**Records for this exercise:**

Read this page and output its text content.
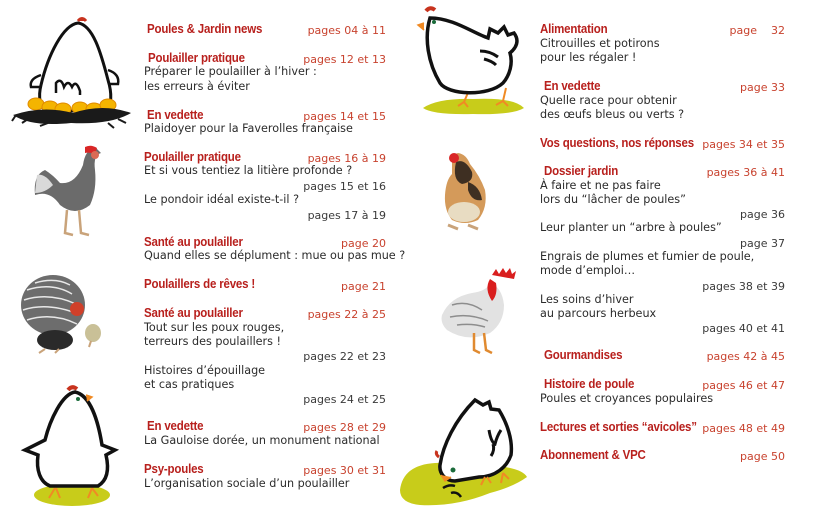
Poules & Jardin news	pages 04 à 11
Poulailler pratique	pages 12 et 13
Préparer le poulailler à l’hiver :
les erreurs à éviter
En vedette	pages 14 et 15
Plaidoyer pour la Faverolles française
Poulailler pratique	pages 16 à 19
Et si vous tentiez la litière profonde ?
pages 15 et 16
Le pondoir idéal existe-t-il ?
pages 17 à 19
Santé au poulailler	page 20
Quand elles se déplument : mue ou pas mue ?
Poulaillers de rêves !	page 21
Santé au poulailler	pages 22 à 25
Tout sur les poux rouges,
terreurs des poulaillers !
pages 22 et 23
Histoires d’épouillage
et cas pratiques
pages 24 et 25
En vedette	pages 28 et 29
La Gauloise dorée, un monument national
Psy-poules	pages 30 et 31
L’organisation sociale d’un poulailler
Alimentation	page    32
Citrouilles et potirons
pour les régaler !
En vedette	page 33
Quelle race pour obtenir
des œufs bleus ou verts ?
Vos questions, nos réponses pages 34 et 35
Dossier jardin	pages 36 à 41
À faire et ne pas faire
lors du “lâcher de poules”
page 36
Leur planter un “arbre à poules”
page 37
Engrais de plumes et fumier de poule,
mode d’emploi…
pages 38 et 39
Les soins d’hiver
au parcours herbeux
pages 40 et 41
Gourmandises	pages 42 à 45
Histoire de poule	pages 46 et 47
Poules et croyances populaires
Lectures et sorties “avicoles” pages 48 et 49
Abonnement & VPC	page 50
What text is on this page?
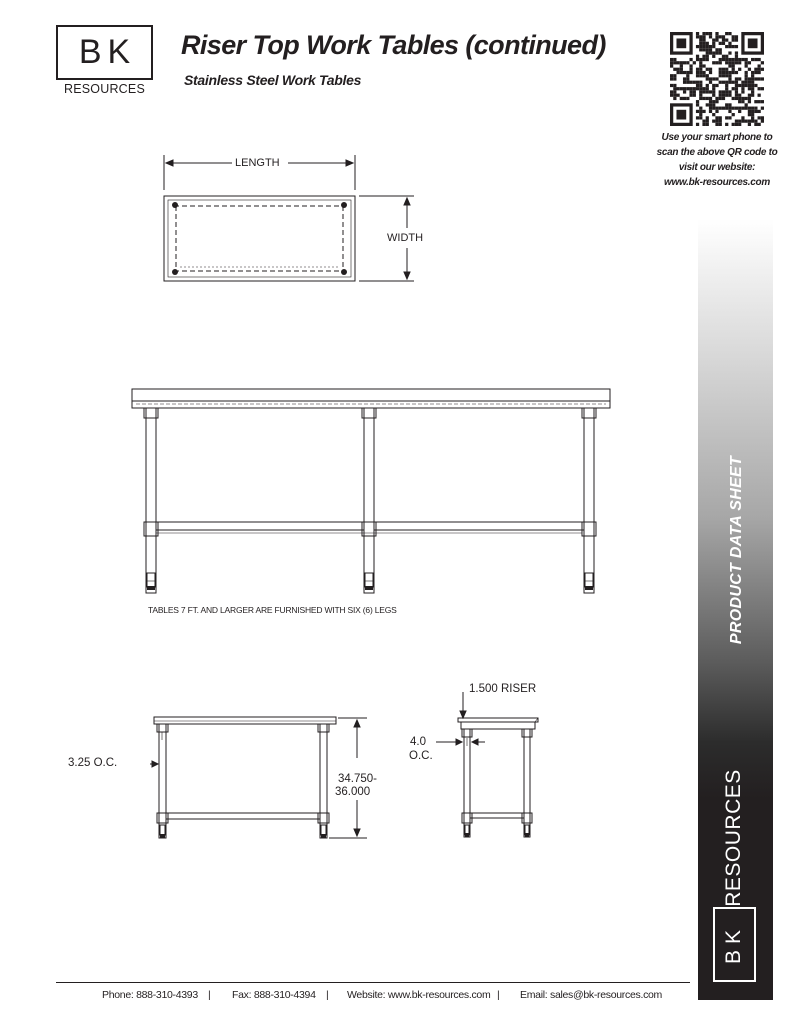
BK
RESOURCES
Riser Top Work Tables (continued)
Stainless Steel Work Tables
Use your smart phone to
scan the above QR code to
visit our website:
www.bk-resources.com
PRODUCT DATA SHEET
RESOURCES
BK
LENGTH
WIDTH
TABLES 7 FT. AND LARGER ARE FURNISHED WITH SIX (6) LEGS
3.25 O.C.
34.750-
36.000
1.500 RISER
4.0
O.C.
Phone: 888-310-4393 | Fax: 888-310-4394 | Website: www.bk-resources.com | Email: sales@bk-resources.com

**Exercise requirements:**
Go through the records and gather the lines that hold "Work".

**Answer:**
Riser Top Work Tables (continued)
Stainless Steel Work Tables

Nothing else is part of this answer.